[Collected data]
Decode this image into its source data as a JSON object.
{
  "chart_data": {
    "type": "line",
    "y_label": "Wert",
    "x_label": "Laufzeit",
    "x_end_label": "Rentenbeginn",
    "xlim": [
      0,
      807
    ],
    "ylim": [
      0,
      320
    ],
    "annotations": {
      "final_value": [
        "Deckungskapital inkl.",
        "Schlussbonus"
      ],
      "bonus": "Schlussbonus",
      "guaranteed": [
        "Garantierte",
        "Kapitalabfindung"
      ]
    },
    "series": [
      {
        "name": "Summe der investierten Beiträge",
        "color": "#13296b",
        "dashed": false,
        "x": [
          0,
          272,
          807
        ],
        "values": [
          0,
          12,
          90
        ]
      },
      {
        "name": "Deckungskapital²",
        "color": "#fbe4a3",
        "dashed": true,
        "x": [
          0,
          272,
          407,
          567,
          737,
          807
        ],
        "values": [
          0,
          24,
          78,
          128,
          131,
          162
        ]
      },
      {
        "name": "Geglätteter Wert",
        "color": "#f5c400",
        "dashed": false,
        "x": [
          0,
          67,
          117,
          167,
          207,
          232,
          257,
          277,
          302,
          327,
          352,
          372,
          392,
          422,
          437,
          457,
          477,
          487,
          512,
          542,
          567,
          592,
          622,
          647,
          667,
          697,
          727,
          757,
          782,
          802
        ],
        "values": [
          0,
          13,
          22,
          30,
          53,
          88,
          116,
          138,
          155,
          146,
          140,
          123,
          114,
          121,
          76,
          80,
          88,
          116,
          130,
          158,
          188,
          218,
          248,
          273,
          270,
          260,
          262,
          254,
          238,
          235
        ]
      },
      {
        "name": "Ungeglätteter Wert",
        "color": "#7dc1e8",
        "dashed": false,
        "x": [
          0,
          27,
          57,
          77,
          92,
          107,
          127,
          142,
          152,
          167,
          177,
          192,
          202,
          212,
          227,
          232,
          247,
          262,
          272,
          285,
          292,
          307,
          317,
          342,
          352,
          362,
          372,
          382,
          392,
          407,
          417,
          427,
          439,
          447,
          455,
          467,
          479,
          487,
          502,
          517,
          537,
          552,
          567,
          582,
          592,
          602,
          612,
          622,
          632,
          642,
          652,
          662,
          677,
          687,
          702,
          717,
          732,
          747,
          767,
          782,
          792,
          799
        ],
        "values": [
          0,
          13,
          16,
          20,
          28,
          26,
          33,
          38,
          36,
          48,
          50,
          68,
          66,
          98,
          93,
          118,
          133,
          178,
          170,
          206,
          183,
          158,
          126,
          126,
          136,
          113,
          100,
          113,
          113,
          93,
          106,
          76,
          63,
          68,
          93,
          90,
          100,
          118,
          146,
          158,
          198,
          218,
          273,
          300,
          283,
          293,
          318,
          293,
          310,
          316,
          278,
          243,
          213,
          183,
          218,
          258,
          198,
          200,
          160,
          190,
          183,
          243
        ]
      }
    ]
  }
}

**Written task**
Copy every line from the entries that contains the word "color".

**Written response**
        "color": "#13296b",
        "color": "#fbe4a3",
        "color": "#f5c400",
        "color": "#7dc1e8",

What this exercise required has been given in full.